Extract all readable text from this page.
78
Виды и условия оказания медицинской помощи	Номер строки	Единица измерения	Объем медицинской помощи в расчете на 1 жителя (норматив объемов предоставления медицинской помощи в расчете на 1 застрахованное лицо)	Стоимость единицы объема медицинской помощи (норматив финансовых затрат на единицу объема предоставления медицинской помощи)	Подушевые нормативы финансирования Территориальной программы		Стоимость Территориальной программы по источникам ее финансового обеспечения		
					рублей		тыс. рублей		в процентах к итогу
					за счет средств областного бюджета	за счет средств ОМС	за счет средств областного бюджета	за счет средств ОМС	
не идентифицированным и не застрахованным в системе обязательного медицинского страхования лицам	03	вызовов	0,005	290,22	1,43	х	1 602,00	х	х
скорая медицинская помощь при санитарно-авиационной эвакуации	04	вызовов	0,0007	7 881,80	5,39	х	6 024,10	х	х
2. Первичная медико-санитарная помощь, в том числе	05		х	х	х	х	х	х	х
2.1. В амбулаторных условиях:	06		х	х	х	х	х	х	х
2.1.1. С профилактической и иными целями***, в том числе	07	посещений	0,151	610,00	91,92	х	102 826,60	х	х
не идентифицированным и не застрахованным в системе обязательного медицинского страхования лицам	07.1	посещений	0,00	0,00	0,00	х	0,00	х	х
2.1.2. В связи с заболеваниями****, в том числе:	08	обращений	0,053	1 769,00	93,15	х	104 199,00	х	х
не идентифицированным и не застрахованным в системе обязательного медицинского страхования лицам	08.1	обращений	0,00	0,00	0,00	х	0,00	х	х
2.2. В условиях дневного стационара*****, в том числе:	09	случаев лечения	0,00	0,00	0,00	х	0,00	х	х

++++++

# [Short task]
Out of the material above, select every line that holds the string "идентифицированным".

# [Task response]
не идентифицированным и не застрахованным в системе обязательного медицинского страхования лицам	03	вызовов	0,005	290,22	1,43	х	1 602,00	х	х
не идентифицированным и не застрахованным в системе обязательного медицинского страхования лицам	07.1	посещений	0,00	0,00	0,00	х	0,00	х	х
не идентифицированным и не застрахованным в системе обязательного медицинского страхования лицам	08.1	обращений	0,00	0,00	0,00	х	0,00	х	х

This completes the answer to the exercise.